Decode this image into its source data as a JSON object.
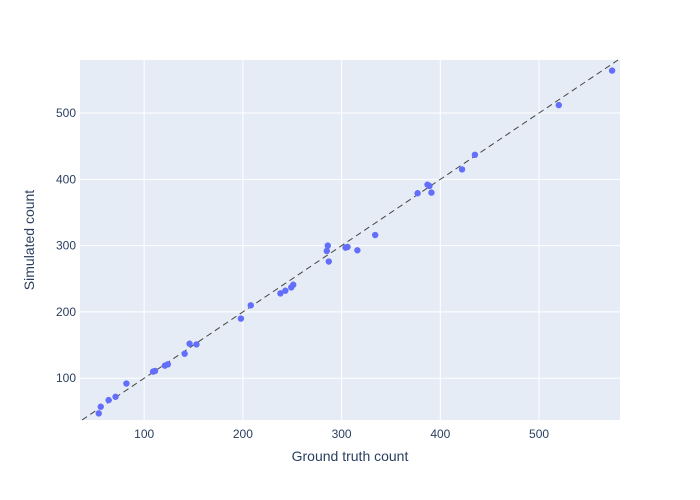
{
  "chart_data": {
    "type": "scatter",
    "title": "",
    "xlabel": "Ground truth count",
    "ylabel": "Simulated count",
    "xlim": [
      35,
      582
    ],
    "ylim": [
      37,
      580
    ],
    "x_ticks": [
      100,
      200,
      300,
      400,
      500
    ],
    "y_ticks": [
      100,
      200,
      300,
      400,
      500
    ],
    "grid": true,
    "reference_line": {
      "type": "y=x",
      "style": "dashed"
    },
    "series": [
      {
        "points": [
          [
            54,
            47
          ],
          [
            56,
            57
          ],
          [
            64,
            67
          ],
          [
            71,
            72
          ],
          [
            82,
            92
          ],
          [
            109,
            110
          ],
          [
            111,
            111
          ],
          [
            121,
            119
          ],
          [
            124,
            121
          ],
          [
            141,
            137
          ],
          [
            146,
            152
          ],
          [
            153,
            151
          ],
          [
            198,
            190
          ],
          [
            208,
            210
          ],
          [
            238,
            228
          ],
          [
            243,
            232
          ],
          [
            249,
            237
          ],
          [
            251,
            241
          ],
          [
            285,
            292
          ],
          [
            286,
            300
          ],
          [
            287,
            276
          ],
          [
            304,
            297
          ],
          [
            306,
            298
          ],
          [
            316,
            293
          ],
          [
            334,
            316
          ],
          [
            377,
            379
          ],
          [
            387,
            392
          ],
          [
            389,
            390
          ],
          [
            391,
            380
          ],
          [
            422,
            415
          ],
          [
            435,
            437
          ],
          [
            520,
            512
          ],
          [
            574,
            564
          ]
        ]
      }
    ],
    "colors": {
      "plot_bg": "#e5ecf6",
      "grid": "#ffffff",
      "marker": "#636efa",
      "reference_line": "#444444",
      "text": "#2a3f5f"
    }
  }
}
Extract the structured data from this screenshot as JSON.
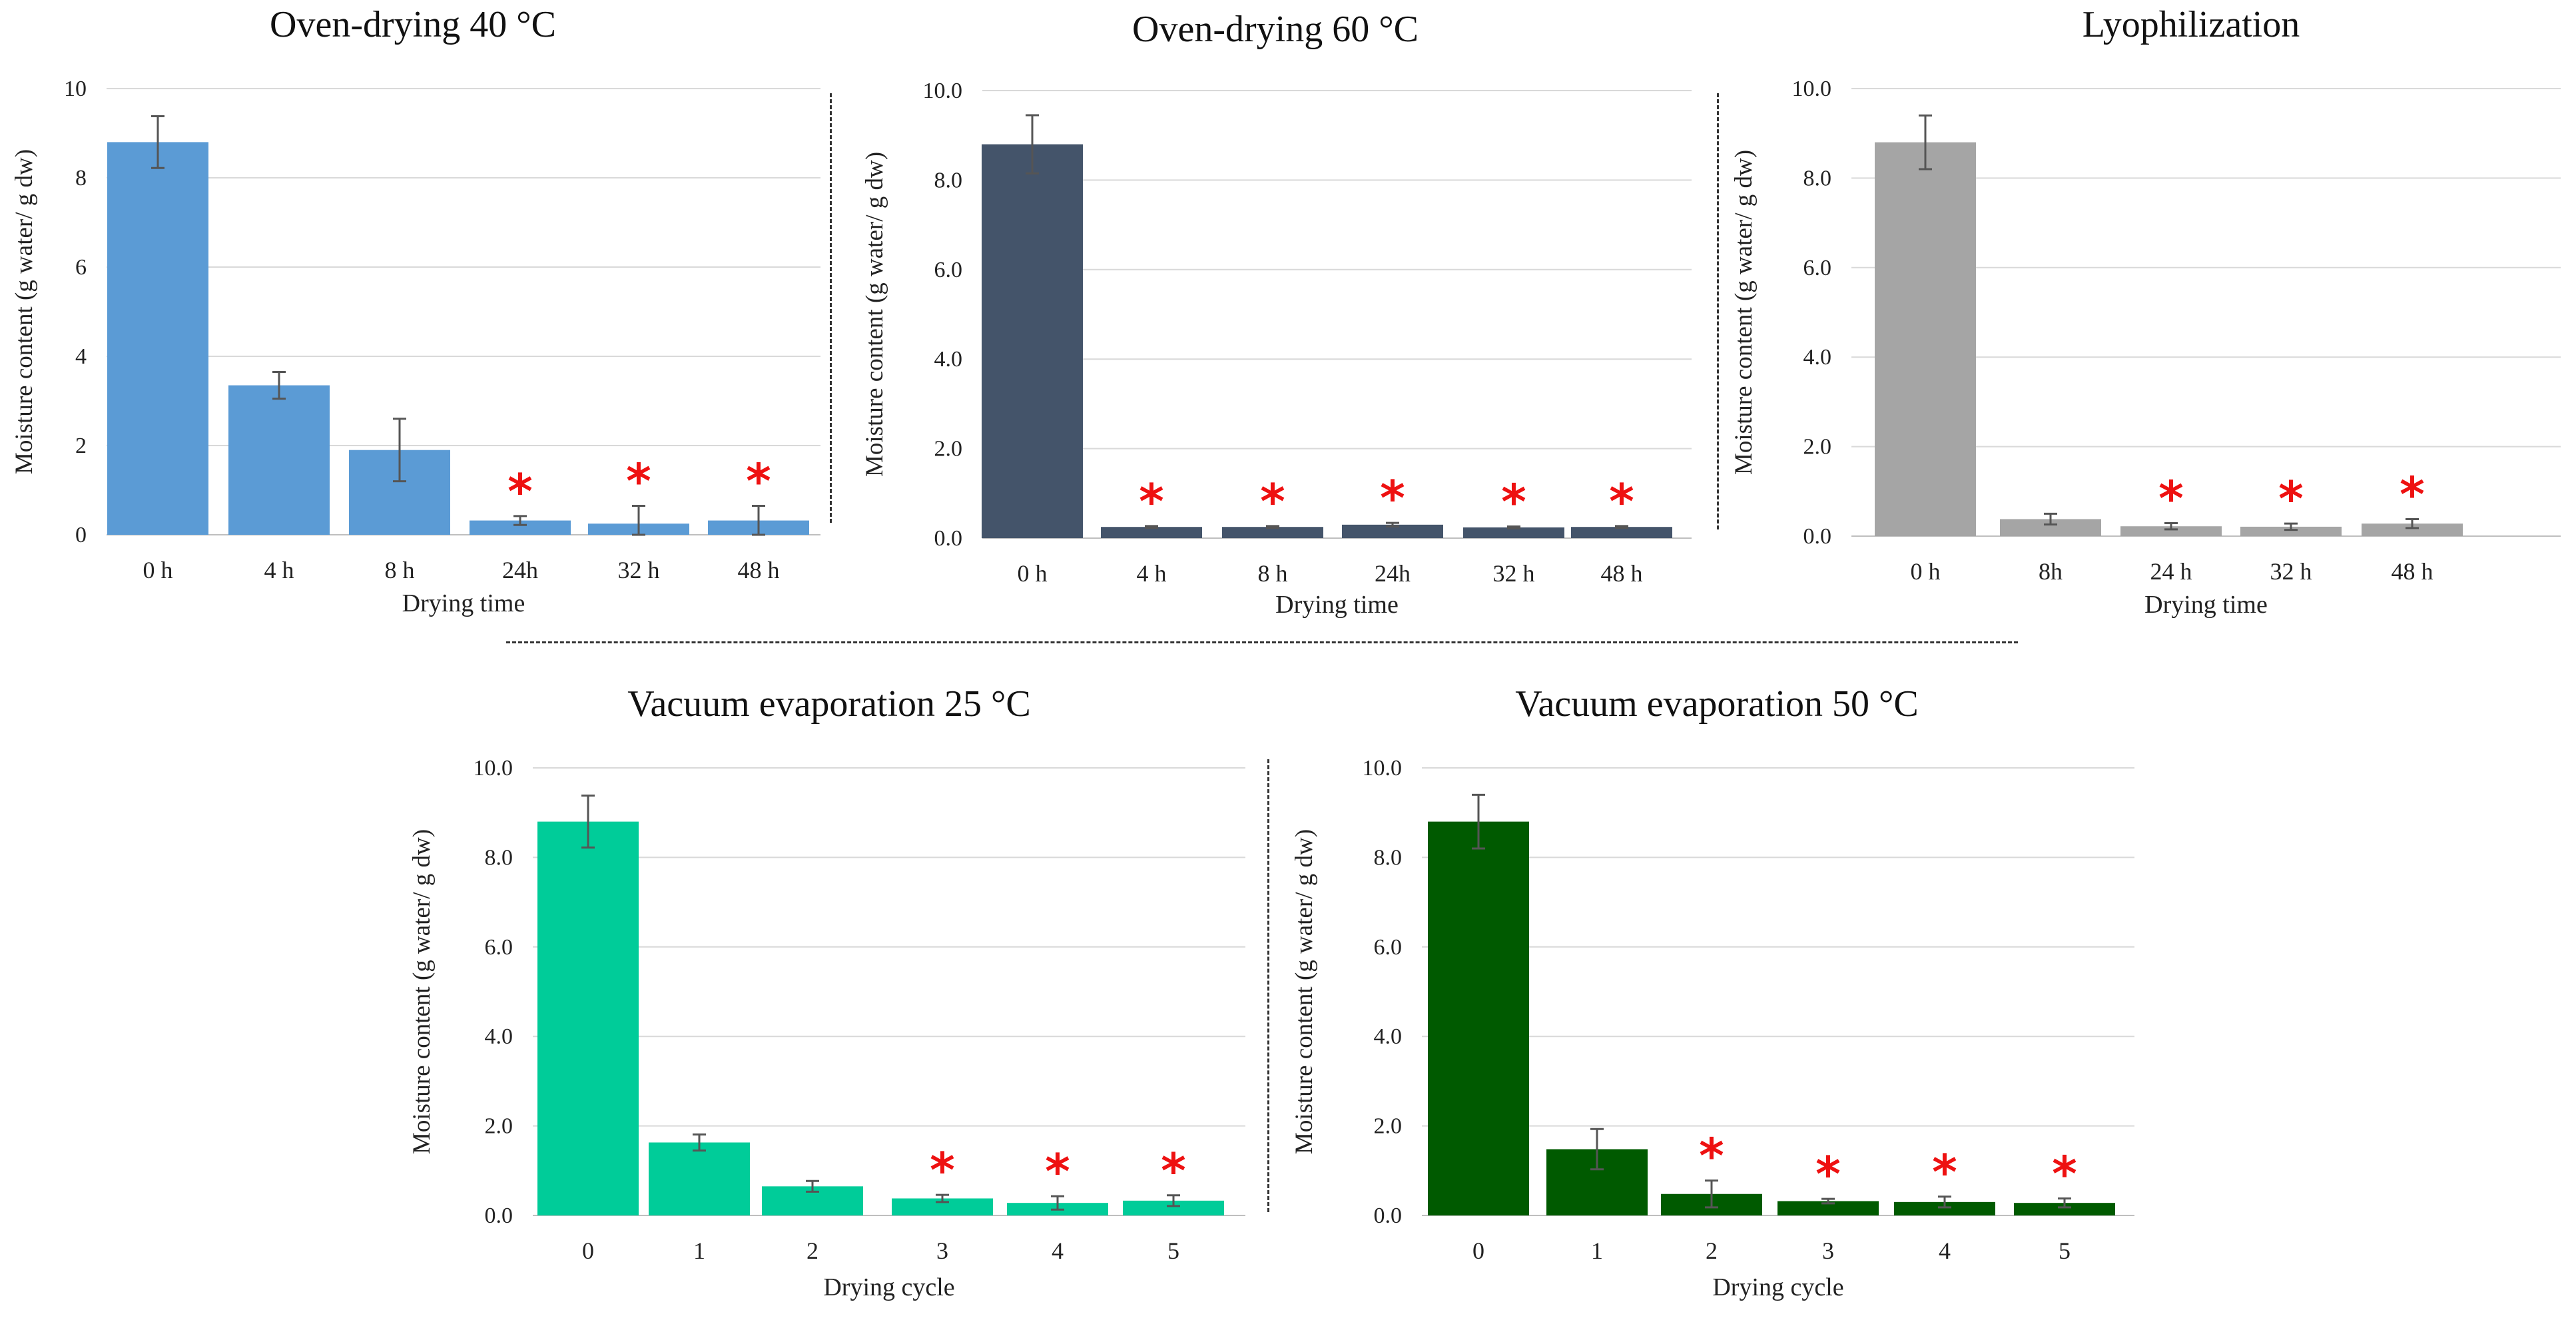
{
  "chart_data": [
    {
      "type": "bar",
      "title": "Oven-drying 40 °C",
      "xlabel": "Drying time",
      "ylabel": "Moisture content (g water/ g dw)",
      "ylim": [
        0,
        10
      ],
      "yticks": [
        "0",
        "2",
        "4",
        "6",
        "8",
        "10"
      ],
      "grid": true,
      "color": "#5b9bd5",
      "categories": [
        "0 h",
        "4 h",
        "8 h",
        "24h",
        "32 h",
        "48 h"
      ],
      "values": [
        8.8,
        3.35,
        1.9,
        0.32,
        0.25,
        0.32
      ],
      "errors": [
        0.58,
        0.3,
        0.7,
        0.1,
        0.4,
        0.33
      ],
      "significant": [
        false,
        false,
        false,
        true,
        true,
        true
      ],
      "marker": "*"
    },
    {
      "type": "bar",
      "title": "Oven-drying 60 °C",
      "xlabel": "Drying time",
      "ylabel": "Moisture content (g water/ g dw)",
      "ylim": [
        0,
        10
      ],
      "yticks": [
        "0.0",
        "2.0",
        "4.0",
        "6.0",
        "8.0",
        "10.0"
      ],
      "grid": true,
      "color": "#44546a",
      "categories": [
        "0 h",
        "4 h",
        "8 h",
        "24h",
        "32 h",
        "48 h"
      ],
      "values": [
        8.8,
        0.25,
        0.25,
        0.3,
        0.24,
        0.25
      ],
      "errors": [
        0.65,
        0.02,
        0.02,
        0.04,
        0.02,
        0.02
      ],
      "significant": [
        false,
        true,
        true,
        true,
        true,
        true
      ],
      "marker": "*"
    },
    {
      "type": "bar",
      "title": "Lyophilization",
      "xlabel": "Drying time",
      "ylabel": "Moisture content (g water/ g dw)",
      "ylim": [
        0,
        10
      ],
      "yticks": [
        "0.0",
        "2.0",
        "4.0",
        "6.0",
        "8.0",
        "10.0"
      ],
      "grid": true,
      "color": "#a5a5a5",
      "categories": [
        "0 h",
        "8h",
        "24 h",
        "32 h",
        "48 h"
      ],
      "values": [
        8.8,
        0.38,
        0.22,
        0.21,
        0.28
      ],
      "errors": [
        0.6,
        0.12,
        0.07,
        0.07,
        0.1
      ],
      "significant": [
        false,
        false,
        true,
        true,
        true
      ],
      "marker": "*"
    },
    {
      "type": "bar",
      "title": "Vacuum evaporation 25 °C",
      "xlabel": "Drying cycle",
      "ylabel": "Moisture content (g water/ g dw)",
      "ylim": [
        0,
        10
      ],
      "yticks": [
        "0.0",
        "2.0",
        "4.0",
        "6.0",
        "8.0",
        "10.0"
      ],
      "grid": true,
      "color": "#00cc99",
      "categories": [
        "0",
        "1",
        "2",
        "3",
        "4",
        "5"
      ],
      "values": [
        8.8,
        1.63,
        0.65,
        0.38,
        0.28,
        0.33
      ],
      "errors": [
        0.58,
        0.18,
        0.12,
        0.08,
        0.15,
        0.12
      ],
      "significant": [
        false,
        false,
        false,
        true,
        true,
        true
      ],
      "marker": "*"
    },
    {
      "type": "bar",
      "title": "Vacuum evaporation 50 °C",
      "xlabel": "Drying cycle",
      "ylabel": "Moisture content (g water/ g dw)",
      "ylim": [
        0,
        10
      ],
      "yticks": [
        "0.0",
        "2.0",
        "4.0",
        "6.0",
        "8.0",
        "10.0"
      ],
      "grid": true,
      "color": "#005a00",
      "categories": [
        "0",
        "1",
        "2",
        "3",
        "4",
        "5"
      ],
      "values": [
        8.8,
        1.48,
        0.48,
        0.32,
        0.3,
        0.28
      ],
      "errors": [
        0.6,
        0.45,
        0.3,
        0.05,
        0.12,
        0.1
      ],
      "significant": [
        false,
        false,
        true,
        true,
        true,
        true
      ],
      "marker": "*"
    }
  ]
}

⁂

Give the material again exactly as it is, but keep the pictures out.

| Exercise solution |
Decode this image into its source data as a JSON object.
{
  "chart_data": {
    "type": "scatter",
    "title": "",
    "xlabel": "Ground truth count",
    "ylabel": "Simulated count",
    "xlim": [
      35,
      582
    ],
    "ylim": [
      37,
      580
    ],
    "x_ticks": [
      100,
      200,
      300,
      400,
      500
    ],
    "y_ticks": [
      100,
      200,
      300,
      400,
      500
    ],
    "grid": true,
    "reference_line": {
      "type": "y=x",
      "style": "dashed"
    },
    "series": [
      {
        "points": [
          [
            54,
            47
          ],
          [
            56,
            57
          ],
          [
            64,
            67
          ],
          [
            71,
            72
          ],
          [
            82,
            92
          ],
          [
            109,
            110
          ],
          [
            111,
            111
          ],
          [
            121,
            119
          ],
          [
            124,
            121
          ],
          [
            141,
            137
          ],
          [
            146,
            152
          ],
          [
            153,
            151
          ],
          [
            198,
            190
          ],
          [
            208,
            210
          ],
          [
            238,
            228
          ],
          [
            243,
            232
          ],
          [
            249,
            237
          ],
          [
            251,
            241
          ],
          [
            285,
            292
          ],
          [
            286,
            300
          ],
          [
            287,
            276
          ],
          [
            304,
            297
          ],
          [
            306,
            298
          ],
          [
            316,
            293
          ],
          [
            334,
            316
          ],
          [
            377,
            379
          ],
          [
            387,
            392
          ],
          [
            389,
            390
          ],
          [
            391,
            380
          ],
          [
            422,
            415
          ],
          [
            435,
            437
          ],
          [
            520,
            512
          ],
          [
            574,
            564
          ]
        ]
      }
    ],
    "colors": {
      "plot_bg": "#e5ecf6",
      "grid": "#ffffff",
      "marker": "#636efa",
      "reference_line": "#444444",
      "text": "#2a3f5f"
    }
  }
}
Extract the structured data from this screenshot as JSON.
{
  "chart_data": [
    {
      "type": "bar",
      "title": "Oven-drying 40 °C",
      "xlabel": "Drying time",
      "ylabel": "Moisture content (g water/ g dw)",
      "ylim": [
        0,
        10
      ],
      "yticks": [
        "0",
        "2",
        "4",
        "6",
        "8",
        "10"
      ],
      "grid": true,
      "color": "#5b9bd5",
      "categories": [
        "0 h",
        "4 h",
        "8 h",
        "24h",
        "32 h",
        "48 h"
      ],
      "values": [
        8.8,
        3.35,
        1.9,
        0.32,
        0.25,
        0.32
      ],
      "errors": [
        0.58,
        0.3,
        0.7,
        0.1,
        0.4,
        0.33
      ],
      "significant": [
        false,
        false,
        false,
        true,
        true,
        true
      ],
      "marker": "*"
    },
    {
      "type": "bar",
      "title": "Oven-drying 60 °C",
      "xlabel": "Drying time",
      "ylabel": "Moisture content (g water/ g dw)",
      "ylim": [
        0,
        10
      ],
      "yticks": [
        "0.0",
        "2.0",
        "4.0",
        "6.0",
        "8.0",
        "10.0"
      ],
      "grid": true,
      "color": "#44546a",
      "categories": [
        "0 h",
        "4 h",
        "8 h",
        "24h",
        "32 h",
        "48 h"
      ],
      "values": [
        8.8,
        0.25,
        0.25,
        0.3,
        0.24,
        0.25
      ],
      "errors": [
        0.65,
        0.02,
        0.02,
        0.04,
        0.02,
        0.02
      ],
      "significant": [
        false,
        true,
        true,
        true,
        true,
        true
      ],
      "marker": "*"
    },
    {
      "type": "bar",
      "title": "Lyophilization",
      "xlabel": "Drying time",
      "ylabel": "Moisture content (g water/ g dw)",
      "ylim": [
        0,
        10
      ],
      "yticks": [
        "0.0",
        "2.0",
        "4.0",
        "6.0",
        "8.0",
        "10.0"
      ],
      "grid": true,
      "color": "#a5a5a5",
      "categories": [
        "0 h",
        "8h",
        "24 h",
        "32 h",
        "48 h"
      ],
      "values": [
        8.8,
        0.38,
        0.22,
        0.21,
        0.28
      ],
      "errors": [
        0.6,
        0.12,
        0.07,
        0.07,
        0.1
      ],
      "significant": [
        false,
        false,
        true,
        true,
        true
      ],
      "marker": "*"
    },
    {
      "type": "bar",
      "title": "Vacuum evaporation 25 °C",
      "xlabel": "Drying cycle",
      "ylabel": "Moisture content (g water/ g dw)",
      "ylim": [
        0,
        10
      ],
      "yticks": [
        "0.0",
        "2.0",
        "4.0",
        "6.0",
        "8.0",
        "10.0"
      ],
      "grid": true,
      "color": "#00cc99",
      "categories": [
        "0",
        "1",
        "2",
        "3",
        "4",
        "5"
      ],
      "values": [
        8.8,
        1.63,
        0.65,
        0.38,
        0.28,
        0.33
      ],
      "errors": [
        0.58,
        0.18,
        0.12,
        0.08,
        0.15,
        0.12
      ],
      "significant": [
        false,
        false,
        false,
        true,
        true,
        true
      ],
      "marker": "*"
    },
    {
      "type": "bar",
      "title": "Vacuum evaporation 50 °C",
      "xlabel": "Drying cycle",
      "ylabel": "Moisture content (g water/ g dw)",
      "ylim": [
        0,
        10
      ],
      "yticks": [
        "0.0",
        "2.0",
        "4.0",
        "6.0",
        "8.0",
        "10.0"
      ],
      "grid": true,
      "color": "#005a00",
      "categories": [
        "0",
        "1",
        "2",
        "3",
        "4",
        "5"
      ],
      "values": [
        8.8,
        1.48,
        0.48,
        0.32,
        0.3,
        0.28
      ],
      "errors": [
        0.6,
        0.45,
        0.3,
        0.05,
        0.12,
        0.1
      ],
      "significant": [
        false,
        false,
        true,
        true,
        true,
        true
      ],
      "marker": "*"
    }
  ]
}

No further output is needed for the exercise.